**WHAT YOU NEED TO DO:**
Every entry below must appear again, exactly as written.

═══ RECORD EXCERPTS ═══

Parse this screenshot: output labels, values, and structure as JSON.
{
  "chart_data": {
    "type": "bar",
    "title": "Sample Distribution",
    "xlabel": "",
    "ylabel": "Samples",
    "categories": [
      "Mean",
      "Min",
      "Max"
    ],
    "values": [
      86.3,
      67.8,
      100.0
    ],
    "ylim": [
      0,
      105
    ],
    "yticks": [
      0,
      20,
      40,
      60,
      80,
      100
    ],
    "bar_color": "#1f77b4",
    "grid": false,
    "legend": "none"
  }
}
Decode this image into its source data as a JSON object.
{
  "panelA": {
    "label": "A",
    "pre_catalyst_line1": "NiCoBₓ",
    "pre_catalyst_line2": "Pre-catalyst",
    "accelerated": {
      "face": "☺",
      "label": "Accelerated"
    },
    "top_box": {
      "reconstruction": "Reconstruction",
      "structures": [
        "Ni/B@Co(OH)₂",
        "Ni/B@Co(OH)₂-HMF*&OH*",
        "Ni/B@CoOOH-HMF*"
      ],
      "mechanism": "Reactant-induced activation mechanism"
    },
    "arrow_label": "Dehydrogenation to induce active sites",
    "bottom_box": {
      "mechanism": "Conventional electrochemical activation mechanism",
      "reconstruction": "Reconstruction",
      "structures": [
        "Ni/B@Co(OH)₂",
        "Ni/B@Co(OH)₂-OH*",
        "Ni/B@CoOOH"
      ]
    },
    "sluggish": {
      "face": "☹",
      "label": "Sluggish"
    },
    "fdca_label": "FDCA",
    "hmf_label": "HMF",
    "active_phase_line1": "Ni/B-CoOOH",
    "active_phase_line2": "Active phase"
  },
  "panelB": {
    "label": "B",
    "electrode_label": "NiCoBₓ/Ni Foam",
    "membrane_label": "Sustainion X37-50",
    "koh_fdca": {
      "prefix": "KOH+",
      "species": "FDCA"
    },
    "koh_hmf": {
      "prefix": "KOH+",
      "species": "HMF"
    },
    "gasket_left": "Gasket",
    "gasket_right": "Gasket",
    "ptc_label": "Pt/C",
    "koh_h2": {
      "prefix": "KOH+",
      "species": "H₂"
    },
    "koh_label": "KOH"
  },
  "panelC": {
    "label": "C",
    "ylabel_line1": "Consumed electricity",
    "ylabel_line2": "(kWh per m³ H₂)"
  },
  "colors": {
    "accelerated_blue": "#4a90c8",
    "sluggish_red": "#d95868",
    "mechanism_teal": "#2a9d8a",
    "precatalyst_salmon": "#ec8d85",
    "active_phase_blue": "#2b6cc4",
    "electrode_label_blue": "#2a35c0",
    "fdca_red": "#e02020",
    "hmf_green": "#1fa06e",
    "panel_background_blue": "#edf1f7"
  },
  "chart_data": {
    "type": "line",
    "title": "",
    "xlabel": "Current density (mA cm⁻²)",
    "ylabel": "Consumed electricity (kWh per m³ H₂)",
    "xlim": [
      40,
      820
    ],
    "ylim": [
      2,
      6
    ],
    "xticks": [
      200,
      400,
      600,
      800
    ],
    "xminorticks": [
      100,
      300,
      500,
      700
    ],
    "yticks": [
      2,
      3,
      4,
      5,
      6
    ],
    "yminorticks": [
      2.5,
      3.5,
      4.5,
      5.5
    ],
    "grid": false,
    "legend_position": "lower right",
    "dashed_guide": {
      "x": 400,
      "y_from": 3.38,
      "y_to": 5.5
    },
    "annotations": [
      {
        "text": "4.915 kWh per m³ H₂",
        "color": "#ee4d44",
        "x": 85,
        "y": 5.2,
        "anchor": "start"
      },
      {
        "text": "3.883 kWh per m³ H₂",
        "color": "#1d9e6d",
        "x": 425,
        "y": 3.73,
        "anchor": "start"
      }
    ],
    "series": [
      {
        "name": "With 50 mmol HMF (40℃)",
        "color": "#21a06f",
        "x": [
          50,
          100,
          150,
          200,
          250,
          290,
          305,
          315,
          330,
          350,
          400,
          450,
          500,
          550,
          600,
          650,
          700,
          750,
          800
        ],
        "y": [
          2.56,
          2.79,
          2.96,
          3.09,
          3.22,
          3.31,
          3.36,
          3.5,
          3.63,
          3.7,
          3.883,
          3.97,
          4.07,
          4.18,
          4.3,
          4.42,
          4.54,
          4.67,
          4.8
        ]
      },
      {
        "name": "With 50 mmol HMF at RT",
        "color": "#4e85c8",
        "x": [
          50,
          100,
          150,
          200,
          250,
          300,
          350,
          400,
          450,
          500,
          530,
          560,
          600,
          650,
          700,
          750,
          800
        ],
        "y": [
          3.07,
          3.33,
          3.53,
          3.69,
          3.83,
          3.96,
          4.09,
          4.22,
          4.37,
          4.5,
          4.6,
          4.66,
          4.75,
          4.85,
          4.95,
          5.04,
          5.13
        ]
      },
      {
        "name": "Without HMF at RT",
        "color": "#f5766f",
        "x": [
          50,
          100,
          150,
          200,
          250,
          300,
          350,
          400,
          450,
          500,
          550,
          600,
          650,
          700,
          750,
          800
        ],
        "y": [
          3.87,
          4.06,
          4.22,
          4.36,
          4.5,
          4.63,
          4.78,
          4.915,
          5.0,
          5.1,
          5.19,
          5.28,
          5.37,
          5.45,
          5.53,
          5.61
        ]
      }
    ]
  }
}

═══

**OUTPUT:**
Parse this screenshot: output labels, values, and structure as JSON.
{
  "chart_data": {
    "type": "bar",
    "title": "Sample Distribution",
    "xlabel": "",
    "ylabel": "Samples",
    "categories": [
      "Mean",
      "Min",
      "Max"
    ],
    "values": [
      86.3,
      67.8,
      100.0
    ],
    "ylim": [
      0,
      105
    ],
    "yticks": [
      0,
      20,
      40,
      60,
      80,
      100
    ],
    "bar_color": "#1f77b4",
    "grid": false,
    "legend": "none"
  }
}
Decode this image into its source data as a JSON object.
{
  "panelA": {
    "label": "A",
    "pre_catalyst_line1": "NiCoBₓ",
    "pre_catalyst_line2": "Pre-catalyst",
    "accelerated": {
      "face": "☺",
      "label": "Accelerated"
    },
    "top_box": {
      "reconstruction": "Reconstruction",
      "structures": [
        "Ni/B@Co(OH)₂",
        "Ni/B@Co(OH)₂-HMF*&OH*",
        "Ni/B@CoOOH-HMF*"
      ],
      "mechanism": "Reactant-induced activation mechanism"
    },
    "arrow_label": "Dehydrogenation to induce active sites",
    "bottom_box": {
      "mechanism": "Conventional electrochemical activation mechanism",
      "reconstruction": "Reconstruction",
      "structures": [
        "Ni/B@Co(OH)₂",
        "Ni/B@Co(OH)₂-OH*",
        "Ni/B@CoOOH"
      ]
    },
    "sluggish": {
      "face": "☹",
      "label": "Sluggish"
    },
    "fdca_label": "FDCA",
    "hmf_label": "HMF",
    "active_phase_line1": "Ni/B-CoOOH",
    "active_phase_line2": "Active phase"
  },
  "panelB": {
    "label": "B",
    "electrode_label": "NiCoBₓ/Ni Foam",
    "membrane_label": "Sustainion X37-50",
    "koh_fdca": {
      "prefix": "KOH+",
      "species": "FDCA"
    },
    "koh_hmf": {
      "prefix": "KOH+",
      "species": "HMF"
    },
    "gasket_left": "Gasket",
    "gasket_right": "Gasket",
    "ptc_label": "Pt/C",
    "koh_h2": {
      "prefix": "KOH+",
      "species": "H₂"
    },
    "koh_label": "KOH"
  },
  "panelC": {
    "label": "C",
    "ylabel_line1": "Consumed electricity",
    "ylabel_line2": "(kWh per m³ H₂)"
  },
  "colors": {
    "accelerated_blue": "#4a90c8",
    "sluggish_red": "#d95868",
    "mechanism_teal": "#2a9d8a",
    "precatalyst_salmon": "#ec8d85",
    "active_phase_blue": "#2b6cc4",
    "electrode_label_blue": "#2a35c0",
    "fdca_red": "#e02020",
    "hmf_green": "#1fa06e",
    "panel_background_blue": "#edf1f7"
  },
  "chart_data": {
    "type": "line",
    "title": "",
    "xlabel": "Current density (mA cm⁻²)",
    "ylabel": "Consumed electricity (kWh per m³ H₂)",
    "xlim": [
      40,
      820
    ],
    "ylim": [
      2,
      6
    ],
    "xticks": [
      200,
      400,
      600,
      800
    ],
    "xminorticks": [
      100,
      300,
      500,
      700
    ],
    "yticks": [
      2,
      3,
      4,
      5,
      6
    ],
    "yminorticks": [
      2.5,
      3.5,
      4.5,
      5.5
    ],
    "grid": false,
    "legend_position": "lower right",
    "dashed_guide": {
      "x": 400,
      "y_from": 3.38,
      "y_to": 5.5
    },
    "annotations": [
      {
        "text": "4.915 kWh per m³ H₂",
        "color": "#ee4d44",
        "x": 85,
        "y": 5.2,
        "anchor": "start"
      },
      {
        "text": "3.883 kWh per m³ H₂",
        "color": "#1d9e6d",
        "x": 425,
        "y": 3.73,
        "anchor": "start"
      }
    ],
    "series": [
      {
        "name": "With 50 mmol HMF (40℃)",
        "color": "#21a06f",
        "x": [
          50,
          100,
          150,
          200,
          250,
          290,
          305,
          315,
          330,
          350,
          400,
          450,
          500,
          550,
          600,
          650,
          700,
          750,
          800
        ],
        "y": [
          2.56,
          2.79,
          2.96,
          3.09,
          3.22,
          3.31,
          3.36,
          3.5,
          3.63,
          3.7,
          3.883,
          3.97,
          4.07,
          4.18,
          4.3,
          4.42,
          4.54,
          4.67,
          4.8
        ]
      },
      {
        "name": "With 50 mmol HMF at RT",
        "color": "#4e85c8",
        "x": [
          50,
          100,
          150,
          200,
          250,
          300,
          350,
          400,
          450,
          500,
          530,
          560,
          600,
          650,
          700,
          750,
          800
        ],
        "y": [
          3.07,
          3.33,
          3.53,
          3.69,
          3.83,
          3.96,
          4.09,
          4.22,
          4.37,
          4.5,
          4.6,
          4.66,
          4.75,
          4.85,
          4.95,
          5.04,
          5.13
        ]
      },
      {
        "name": "Without HMF at RT",
        "color": "#f5766f",
        "x": [
          50,
          100,
          150,
          200,
          250,
          300,
          350,
          400,
          450,
          500,
          550,
          600,
          650,
          700,
          750,
          800
        ],
        "y": [
          3.87,
          4.06,
          4.22,
          4.36,
          4.5,
          4.63,
          4.78,
          4.915,
          5.0,
          5.1,
          5.19,
          5.28,
          5.37,
          5.45,
          5.53,
          5.61
        ]
      }
    ]
  }
}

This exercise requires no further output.